Records that describe figures:
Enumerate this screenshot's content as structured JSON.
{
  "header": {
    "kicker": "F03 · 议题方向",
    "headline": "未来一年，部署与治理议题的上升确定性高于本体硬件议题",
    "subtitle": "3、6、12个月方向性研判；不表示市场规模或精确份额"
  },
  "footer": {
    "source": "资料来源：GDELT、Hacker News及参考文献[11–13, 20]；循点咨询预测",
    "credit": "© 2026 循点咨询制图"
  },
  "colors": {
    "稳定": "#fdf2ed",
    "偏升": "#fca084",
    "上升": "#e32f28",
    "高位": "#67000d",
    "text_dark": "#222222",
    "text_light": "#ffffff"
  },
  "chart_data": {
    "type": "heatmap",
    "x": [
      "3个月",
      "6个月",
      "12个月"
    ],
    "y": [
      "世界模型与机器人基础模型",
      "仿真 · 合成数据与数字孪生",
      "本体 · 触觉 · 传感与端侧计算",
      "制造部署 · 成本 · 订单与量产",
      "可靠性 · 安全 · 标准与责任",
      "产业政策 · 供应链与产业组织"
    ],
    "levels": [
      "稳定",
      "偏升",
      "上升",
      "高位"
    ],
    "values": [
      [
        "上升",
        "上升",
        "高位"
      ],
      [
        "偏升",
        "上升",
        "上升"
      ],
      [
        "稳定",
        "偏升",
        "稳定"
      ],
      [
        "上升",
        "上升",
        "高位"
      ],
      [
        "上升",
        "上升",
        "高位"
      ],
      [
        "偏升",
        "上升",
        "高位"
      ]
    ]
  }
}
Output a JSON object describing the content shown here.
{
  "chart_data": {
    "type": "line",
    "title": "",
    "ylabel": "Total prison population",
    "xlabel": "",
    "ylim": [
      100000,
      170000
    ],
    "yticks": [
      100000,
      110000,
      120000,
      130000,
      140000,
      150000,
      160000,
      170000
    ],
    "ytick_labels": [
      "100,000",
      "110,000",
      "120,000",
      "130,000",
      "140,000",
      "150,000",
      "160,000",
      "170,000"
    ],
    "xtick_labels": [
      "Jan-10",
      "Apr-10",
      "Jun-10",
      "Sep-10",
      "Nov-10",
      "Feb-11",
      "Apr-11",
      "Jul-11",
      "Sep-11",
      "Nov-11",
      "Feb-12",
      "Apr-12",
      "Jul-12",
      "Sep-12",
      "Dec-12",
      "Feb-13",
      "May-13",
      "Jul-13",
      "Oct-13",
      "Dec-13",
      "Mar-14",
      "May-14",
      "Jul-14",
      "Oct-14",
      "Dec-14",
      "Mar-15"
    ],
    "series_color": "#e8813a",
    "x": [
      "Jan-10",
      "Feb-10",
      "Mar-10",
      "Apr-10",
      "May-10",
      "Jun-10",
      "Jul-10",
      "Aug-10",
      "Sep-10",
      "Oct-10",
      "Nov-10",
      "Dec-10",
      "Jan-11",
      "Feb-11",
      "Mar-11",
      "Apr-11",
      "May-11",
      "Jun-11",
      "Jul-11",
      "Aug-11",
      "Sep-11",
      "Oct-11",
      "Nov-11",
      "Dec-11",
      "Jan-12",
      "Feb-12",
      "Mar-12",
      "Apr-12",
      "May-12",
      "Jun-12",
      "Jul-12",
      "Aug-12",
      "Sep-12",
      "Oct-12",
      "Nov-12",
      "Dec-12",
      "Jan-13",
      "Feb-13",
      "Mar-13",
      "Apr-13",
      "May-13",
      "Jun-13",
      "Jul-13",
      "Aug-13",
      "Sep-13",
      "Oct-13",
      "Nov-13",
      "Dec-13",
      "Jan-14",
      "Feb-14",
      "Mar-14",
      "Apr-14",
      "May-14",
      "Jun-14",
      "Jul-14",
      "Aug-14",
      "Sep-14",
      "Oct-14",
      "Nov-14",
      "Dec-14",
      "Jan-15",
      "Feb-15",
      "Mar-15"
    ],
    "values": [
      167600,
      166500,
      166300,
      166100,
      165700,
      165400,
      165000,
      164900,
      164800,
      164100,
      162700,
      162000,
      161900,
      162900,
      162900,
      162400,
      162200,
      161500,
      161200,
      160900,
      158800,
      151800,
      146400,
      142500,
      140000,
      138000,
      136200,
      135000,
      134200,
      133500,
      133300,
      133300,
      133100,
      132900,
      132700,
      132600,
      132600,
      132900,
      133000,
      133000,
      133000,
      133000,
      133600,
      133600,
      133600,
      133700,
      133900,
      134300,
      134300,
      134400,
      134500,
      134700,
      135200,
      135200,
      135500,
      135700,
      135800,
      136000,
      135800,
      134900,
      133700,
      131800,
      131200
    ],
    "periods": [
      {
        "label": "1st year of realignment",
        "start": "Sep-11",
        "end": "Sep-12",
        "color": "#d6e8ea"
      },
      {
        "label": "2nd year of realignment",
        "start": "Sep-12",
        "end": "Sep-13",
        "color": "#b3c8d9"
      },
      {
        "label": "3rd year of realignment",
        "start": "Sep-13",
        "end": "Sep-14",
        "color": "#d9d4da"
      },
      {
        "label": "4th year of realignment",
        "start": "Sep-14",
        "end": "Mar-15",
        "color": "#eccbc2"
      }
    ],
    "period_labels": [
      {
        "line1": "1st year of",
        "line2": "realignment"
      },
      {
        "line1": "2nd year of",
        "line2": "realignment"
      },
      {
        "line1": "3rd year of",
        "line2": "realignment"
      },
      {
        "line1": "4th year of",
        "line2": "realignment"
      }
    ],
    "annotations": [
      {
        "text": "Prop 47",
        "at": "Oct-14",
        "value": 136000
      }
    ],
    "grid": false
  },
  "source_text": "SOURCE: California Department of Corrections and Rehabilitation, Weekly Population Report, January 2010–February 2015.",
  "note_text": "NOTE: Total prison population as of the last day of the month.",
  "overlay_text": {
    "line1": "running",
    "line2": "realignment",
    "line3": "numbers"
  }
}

TASK REQUIREMENTS ->
Transcribe each entry exactly.

RESPONSE TO THIS EXERCISE ->
Enumerate this screenshot's content as structured JSON.
{
  "header": {
    "kicker": "F03 · 议题方向",
    "headline": "未来一年，部署与治理议题的上升确定性高于本体硬件议题",
    "subtitle": "3、6、12个月方向性研判；不表示市场规模或精确份额"
  },
  "footer": {
    "source": "资料来源：GDELT、Hacker News及参考文献[11–13, 20]；循点咨询预测",
    "credit": "© 2026 循点咨询制图"
  },
  "colors": {
    "稳定": "#fdf2ed",
    "偏升": "#fca084",
    "上升": "#e32f28",
    "高位": "#67000d",
    "text_dark": "#222222",
    "text_light": "#ffffff"
  },
  "chart_data": {
    "type": "heatmap",
    "x": [
      "3个月",
      "6个月",
      "12个月"
    ],
    "y": [
      "世界模型与机器人基础模型",
      "仿真 · 合成数据与数字孪生",
      "本体 · 触觉 · 传感与端侧计算",
      "制造部署 · 成本 · 订单与量产",
      "可靠性 · 安全 · 标准与责任",
      "产业政策 · 供应链与产业组织"
    ],
    "levels": [
      "稳定",
      "偏升",
      "上升",
      "高位"
    ],
    "values": [
      [
        "上升",
        "上升",
        "高位"
      ],
      [
        "偏升",
        "上升",
        "上升"
      ],
      [
        "稳定",
        "偏升",
        "稳定"
      ],
      [
        "上升",
        "上升",
        "高位"
      ],
      [
        "上升",
        "上升",
        "高位"
      ],
      [
        "偏升",
        "上升",
        "高位"
      ]
    ]
  }
}
Output a JSON object describing the content shown here.
{
  "chart_data": {
    "type": "line",
    "title": "",
    "ylabel": "Total prison population",
    "xlabel": "",
    "ylim": [
      100000,
      170000
    ],
    "yticks": [
      100000,
      110000,
      120000,
      130000,
      140000,
      150000,
      160000,
      170000
    ],
    "ytick_labels": [
      "100,000",
      "110,000",
      "120,000",
      "130,000",
      "140,000",
      "150,000",
      "160,000",
      "170,000"
    ],
    "xtick_labels": [
      "Jan-10",
      "Apr-10",
      "Jun-10",
      "Sep-10",
      "Nov-10",
      "Feb-11",
      "Apr-11",
      "Jul-11",
      "Sep-11",
      "Nov-11",
      "Feb-12",
      "Apr-12",
      "Jul-12",
      "Sep-12",
      "Dec-12",
      "Feb-13",
      "May-13",
      "Jul-13",
      "Oct-13",
      "Dec-13",
      "Mar-14",
      "May-14",
      "Jul-14",
      "Oct-14",
      "Dec-14",
      "Mar-15"
    ],
    "series_color": "#e8813a",
    "x": [
      "Jan-10",
      "Feb-10",
      "Mar-10",
      "Apr-10",
      "May-10",
      "Jun-10",
      "Jul-10",
      "Aug-10",
      "Sep-10",
      "Oct-10",
      "Nov-10",
      "Dec-10",
      "Jan-11",
      "Feb-11",
      "Mar-11",
      "Apr-11",
      "May-11",
      "Jun-11",
      "Jul-11",
      "Aug-11",
      "Sep-11",
      "Oct-11",
      "Nov-11",
      "Dec-11",
      "Jan-12",
      "Feb-12",
      "Mar-12",
      "Apr-12",
      "May-12",
      "Jun-12",
      "Jul-12",
      "Aug-12",
      "Sep-12",
      "Oct-12",
      "Nov-12",
      "Dec-12",
      "Jan-13",
      "Feb-13",
      "Mar-13",
      "Apr-13",
      "May-13",
      "Jun-13",
      "Jul-13",
      "Aug-13",
      "Sep-13",
      "Oct-13",
      "Nov-13",
      "Dec-13",
      "Jan-14",
      "Feb-14",
      "Mar-14",
      "Apr-14",
      "May-14",
      "Jun-14",
      "Jul-14",
      "Aug-14",
      "Sep-14",
      "Oct-14",
      "Nov-14",
      "Dec-14",
      "Jan-15",
      "Feb-15",
      "Mar-15"
    ],
    "values": [
      167600,
      166500,
      166300,
      166100,
      165700,
      165400,
      165000,
      164900,
      164800,
      164100,
      162700,
      162000,
      161900,
      162900,
      162900,
      162400,
      162200,
      161500,
      161200,
      160900,
      158800,
      151800,
      146400,
      142500,
      140000,
      138000,
      136200,
      135000,
      134200,
      133500,
      133300,
      133300,
      133100,
      132900,
      132700,
      132600,
      132600,
      132900,
      133000,
      133000,
      133000,
      133000,
      133600,
      133600,
      133600,
      133700,
      133900,
      134300,
      134300,
      134400,
      134500,
      134700,
      135200,
      135200,
      135500,
      135700,
      135800,
      136000,
      135800,
      134900,
      133700,
      131800,
      131200
    ],
    "periods": [
      {
        "label": "1st year of realignment",
        "start": "Sep-11",
        "end": "Sep-12",
        "color": "#d6e8ea"
      },
      {
        "label": "2nd year of realignment",
        "start": "Sep-12",
        "end": "Sep-13",
        "color": "#b3c8d9"
      },
      {
        "label": "3rd year of realignment",
        "start": "Sep-13",
        "end": "Sep-14",
        "color": "#d9d4da"
      },
      {
        "label": "4th year of realignment",
        "start": "Sep-14",
        "end": "Mar-15",
        "color": "#eccbc2"
      }
    ],
    "period_labels": [
      {
        "line1": "1st year of",
        "line2": "realignment"
      },
      {
        "line1": "2nd year of",
        "line2": "realignment"
      },
      {
        "line1": "3rd year of",
        "line2": "realignment"
      },
      {
        "line1": "4th year of",
        "line2": "realignment"
      }
    ],
    "annotations": [
      {
        "text": "Prop 47",
        "at": "Oct-14",
        "value": 136000
      }
    ],
    "grid": false
  },
  "source_text": "SOURCE: California Department of Corrections and Rehabilitation, Weekly Population Report, January 2010–February 2015.",
  "note_text": "NOTE: Total prison population as of the last day of the month.",
  "overlay_text": {
    "line1": "running",
    "line2": "realignment",
    "line3": "numbers"
  }
}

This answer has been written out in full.